►

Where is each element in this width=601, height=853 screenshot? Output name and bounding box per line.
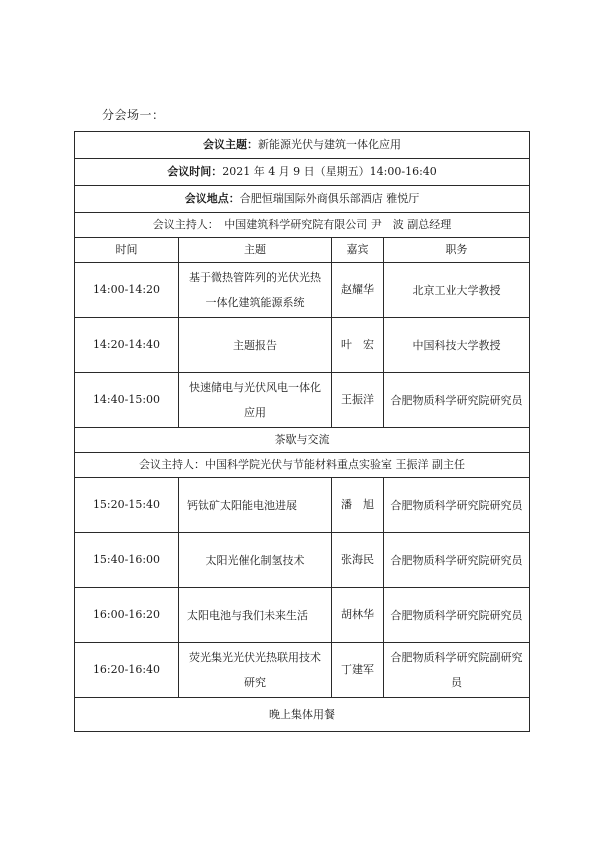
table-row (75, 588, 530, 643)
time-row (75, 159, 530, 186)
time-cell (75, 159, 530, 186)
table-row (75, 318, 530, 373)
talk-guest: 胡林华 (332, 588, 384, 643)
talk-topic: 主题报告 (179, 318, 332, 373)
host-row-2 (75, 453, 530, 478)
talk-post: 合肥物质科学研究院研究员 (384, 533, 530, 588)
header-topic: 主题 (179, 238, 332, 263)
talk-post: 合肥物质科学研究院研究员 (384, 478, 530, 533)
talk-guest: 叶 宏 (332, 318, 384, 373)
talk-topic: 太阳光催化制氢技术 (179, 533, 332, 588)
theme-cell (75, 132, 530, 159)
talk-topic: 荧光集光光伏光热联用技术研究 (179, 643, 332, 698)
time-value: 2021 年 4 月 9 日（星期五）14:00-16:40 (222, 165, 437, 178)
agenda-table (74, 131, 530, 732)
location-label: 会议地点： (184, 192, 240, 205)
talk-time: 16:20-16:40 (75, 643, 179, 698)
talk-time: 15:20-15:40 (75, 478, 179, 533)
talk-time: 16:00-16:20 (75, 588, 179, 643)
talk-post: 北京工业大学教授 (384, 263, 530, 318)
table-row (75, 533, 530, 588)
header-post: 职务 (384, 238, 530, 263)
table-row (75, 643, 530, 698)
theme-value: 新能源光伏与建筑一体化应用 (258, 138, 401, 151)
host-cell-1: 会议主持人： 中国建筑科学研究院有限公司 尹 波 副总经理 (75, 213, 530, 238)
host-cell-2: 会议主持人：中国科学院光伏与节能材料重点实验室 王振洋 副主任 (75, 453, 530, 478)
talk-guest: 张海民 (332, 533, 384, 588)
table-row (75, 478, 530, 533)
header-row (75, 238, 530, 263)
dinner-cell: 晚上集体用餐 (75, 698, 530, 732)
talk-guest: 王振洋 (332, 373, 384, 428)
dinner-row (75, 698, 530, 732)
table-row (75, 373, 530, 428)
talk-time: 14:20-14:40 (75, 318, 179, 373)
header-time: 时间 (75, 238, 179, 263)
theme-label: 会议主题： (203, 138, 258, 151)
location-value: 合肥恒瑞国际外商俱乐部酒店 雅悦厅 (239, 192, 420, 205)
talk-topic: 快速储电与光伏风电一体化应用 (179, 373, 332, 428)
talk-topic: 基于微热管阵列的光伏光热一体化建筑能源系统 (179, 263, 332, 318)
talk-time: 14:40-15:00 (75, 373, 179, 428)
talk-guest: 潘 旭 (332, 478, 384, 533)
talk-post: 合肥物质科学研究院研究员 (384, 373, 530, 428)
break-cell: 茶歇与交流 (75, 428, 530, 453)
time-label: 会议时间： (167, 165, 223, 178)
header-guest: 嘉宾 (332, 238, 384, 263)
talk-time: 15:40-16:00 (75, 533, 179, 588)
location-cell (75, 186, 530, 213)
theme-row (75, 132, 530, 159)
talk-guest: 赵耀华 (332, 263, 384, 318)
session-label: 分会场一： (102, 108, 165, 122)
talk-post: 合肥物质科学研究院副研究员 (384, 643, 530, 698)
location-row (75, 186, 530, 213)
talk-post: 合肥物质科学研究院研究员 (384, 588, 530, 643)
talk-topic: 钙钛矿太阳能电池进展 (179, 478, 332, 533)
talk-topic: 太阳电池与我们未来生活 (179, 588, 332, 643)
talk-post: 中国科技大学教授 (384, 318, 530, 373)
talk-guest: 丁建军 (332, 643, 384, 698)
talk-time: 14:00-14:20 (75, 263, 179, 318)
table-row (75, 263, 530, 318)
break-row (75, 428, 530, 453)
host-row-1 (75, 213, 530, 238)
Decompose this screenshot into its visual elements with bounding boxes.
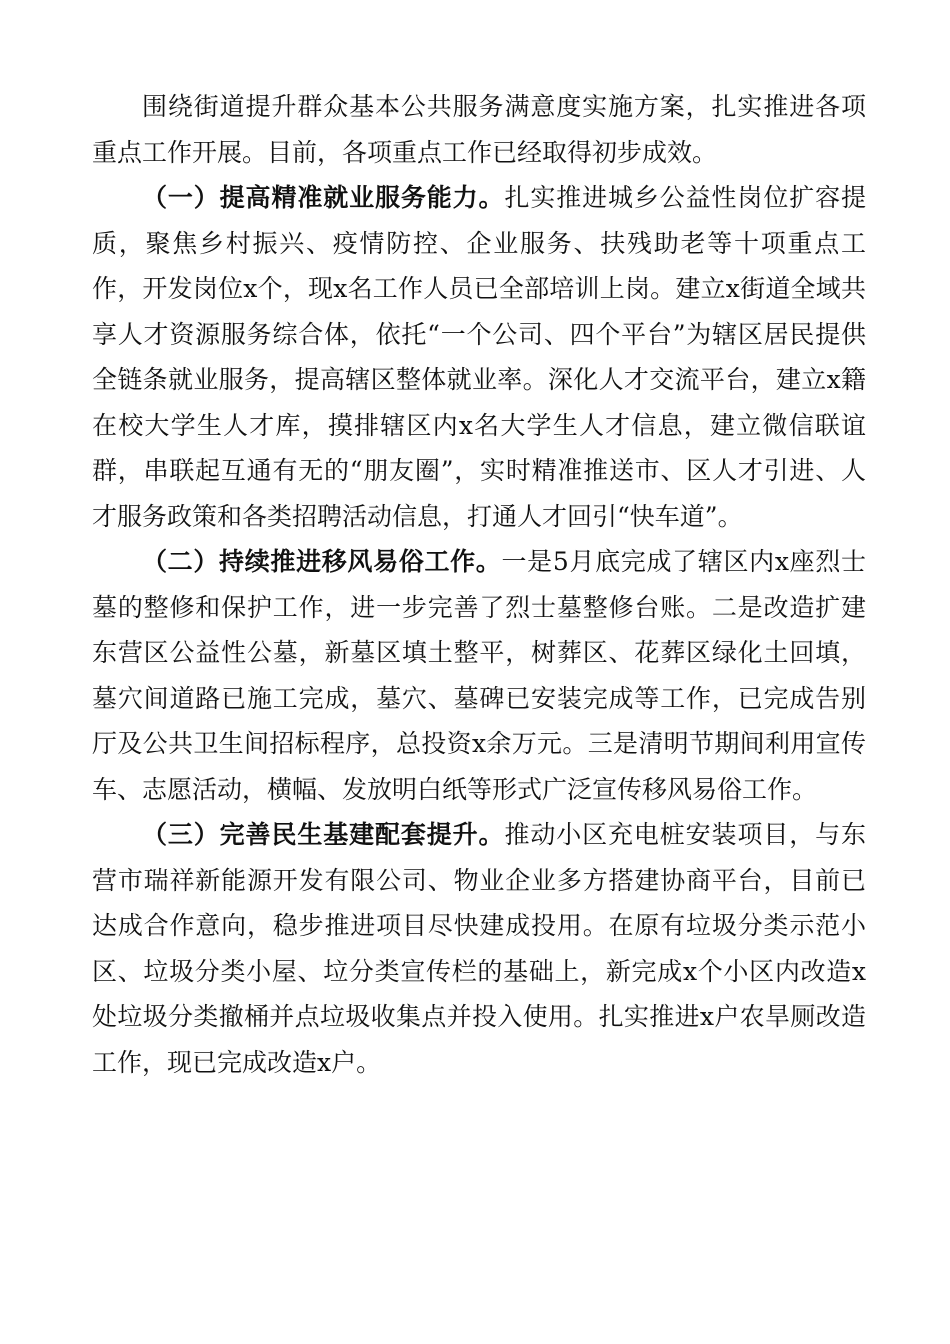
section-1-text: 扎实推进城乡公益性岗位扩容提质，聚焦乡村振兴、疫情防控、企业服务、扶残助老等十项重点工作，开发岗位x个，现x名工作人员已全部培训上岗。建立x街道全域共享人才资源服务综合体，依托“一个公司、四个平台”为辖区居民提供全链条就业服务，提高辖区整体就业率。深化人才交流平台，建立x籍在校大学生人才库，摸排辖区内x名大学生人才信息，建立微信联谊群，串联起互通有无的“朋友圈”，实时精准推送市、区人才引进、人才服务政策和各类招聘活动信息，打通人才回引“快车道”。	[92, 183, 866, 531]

◄

WHAT THE EXERCISE ASKS: Can you copy word for word the lines in the entries above, starting with the line containing "table-row (75, 588, 530, 643)" and going on through the line containing "theme-cell (75, 132, 530, 159)", with both of those lines included?

TASK ANSWER:
table-row (75, 588, 530, 643)
time-row (75, 159, 530, 186)
time-cell (75, 159, 530, 186)
table-row (75, 318, 530, 373)
talk-guest: 胡林华 (332, 588, 384, 643)
talk-topic: 主题报告 (179, 318, 332, 373)
host-row-2 (75, 453, 530, 478)
talk-post: 合肥物质科学研究院研究员 (384, 533, 530, 588)
header-topic: 主题 (179, 238, 332, 263)
talk-post: 合肥物质科学研究院研究员 (384, 478, 530, 533)
talk-guest: 叶 宏 (332, 318, 384, 373)
talk-topic: 太阳光催化制氢技术 (179, 533, 332, 588)
theme-cell (75, 132, 530, 159)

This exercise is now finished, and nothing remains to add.